TASK GOAL –
Pick out the lines below that contain the string "label" and copy them all.

A block of data:
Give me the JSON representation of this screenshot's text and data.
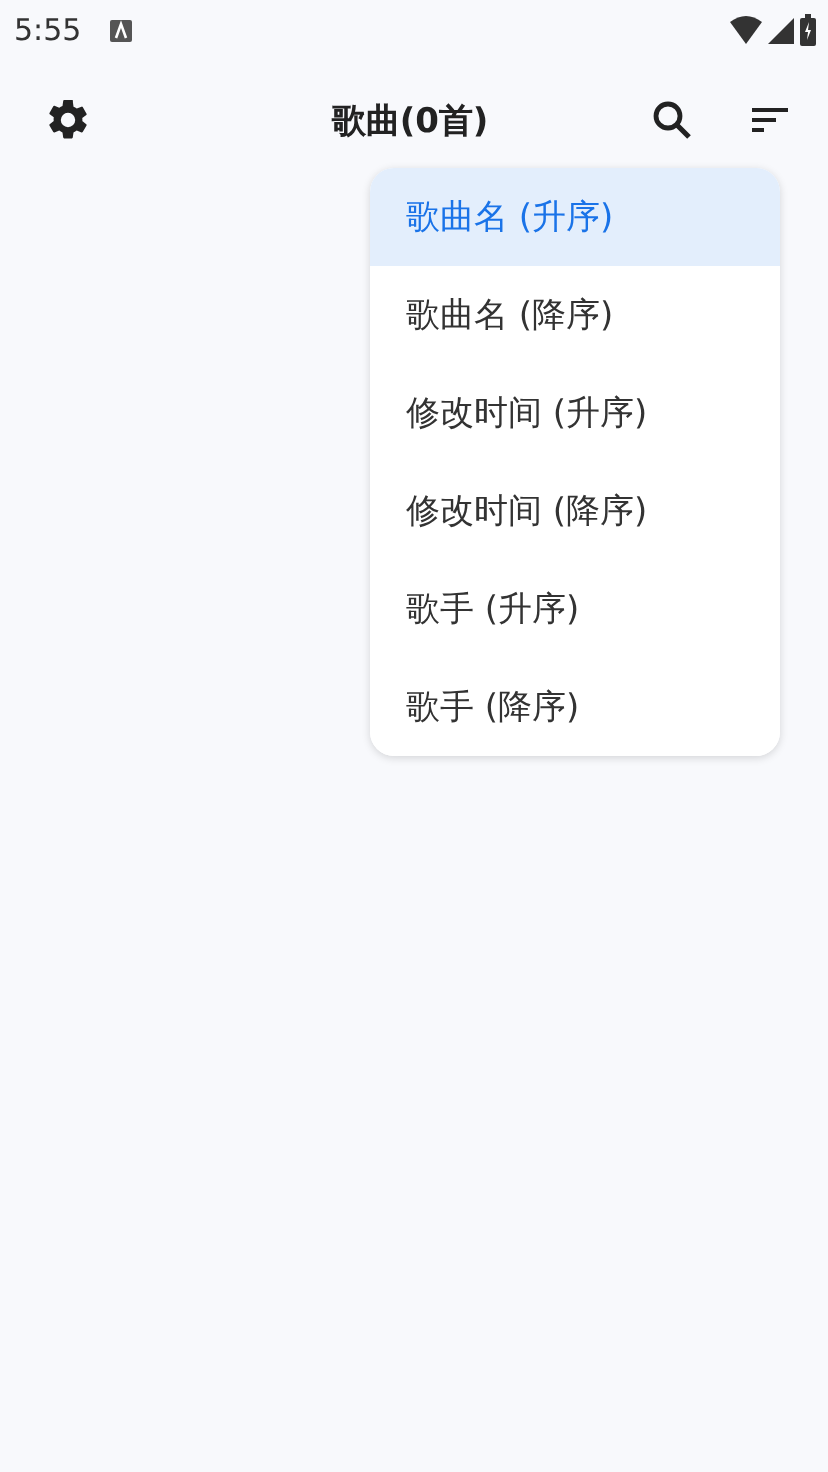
{
  "status_bar": {
    "time": "5:55"
  },
  "app_bar": {
    "title": "歌曲(0首)"
  },
  "sort_menu": {
    "items": [
      {
        "label": "歌曲名 (升序)",
        "selected": true
      },
      {
        "label": "歌曲名 (降序)",
        "selected": false
      },
      {
        "label": "修改时间 (升序)",
        "selected": false
      },
      {
        "label": "修改时间 (降序)",
        "selected": false
      },
      {
        "label": "歌手 (升序)",
        "selected": false
      },
      {
        "label": "歌手 (降序)",
        "selected": false
      }
    ]
  }
}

WRITTEN SOLUTION –
        "label": "歌曲名 (升序)",
        "label": "歌曲名 (降序)",
        "label": "修改时间 (升序)",
        "label": "修改时间 (降序)",
        "label": "歌手 (升序)",
        "label": "歌手 (降序)",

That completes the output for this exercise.